** Data shown **
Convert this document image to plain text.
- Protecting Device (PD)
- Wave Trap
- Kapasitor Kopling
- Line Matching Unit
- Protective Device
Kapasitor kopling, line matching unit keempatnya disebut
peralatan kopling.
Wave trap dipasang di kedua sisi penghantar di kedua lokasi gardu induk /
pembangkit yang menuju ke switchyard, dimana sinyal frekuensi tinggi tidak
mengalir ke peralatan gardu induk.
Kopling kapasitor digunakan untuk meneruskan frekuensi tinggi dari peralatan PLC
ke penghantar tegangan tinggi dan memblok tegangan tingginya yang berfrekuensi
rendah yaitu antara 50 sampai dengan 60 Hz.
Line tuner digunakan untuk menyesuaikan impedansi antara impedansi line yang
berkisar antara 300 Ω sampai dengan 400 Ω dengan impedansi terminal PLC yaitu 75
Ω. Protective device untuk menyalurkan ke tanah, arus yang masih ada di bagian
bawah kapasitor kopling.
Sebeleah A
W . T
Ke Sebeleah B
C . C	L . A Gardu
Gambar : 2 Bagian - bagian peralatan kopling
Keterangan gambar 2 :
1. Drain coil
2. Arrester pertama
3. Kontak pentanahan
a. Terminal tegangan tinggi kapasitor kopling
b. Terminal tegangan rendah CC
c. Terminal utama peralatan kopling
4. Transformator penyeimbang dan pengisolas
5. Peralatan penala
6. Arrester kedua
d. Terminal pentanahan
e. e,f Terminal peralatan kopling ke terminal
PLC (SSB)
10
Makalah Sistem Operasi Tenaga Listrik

** Requirements **
Pull out and copy each line containing the string "impedansi".

** Task result **
Line tuner digunakan untuk menyesuaikan impedansi antara impedansi line yang
berkisar antara 300 Ω sampai dengan 400 Ω dengan impedansi terminal PLC yaitu 75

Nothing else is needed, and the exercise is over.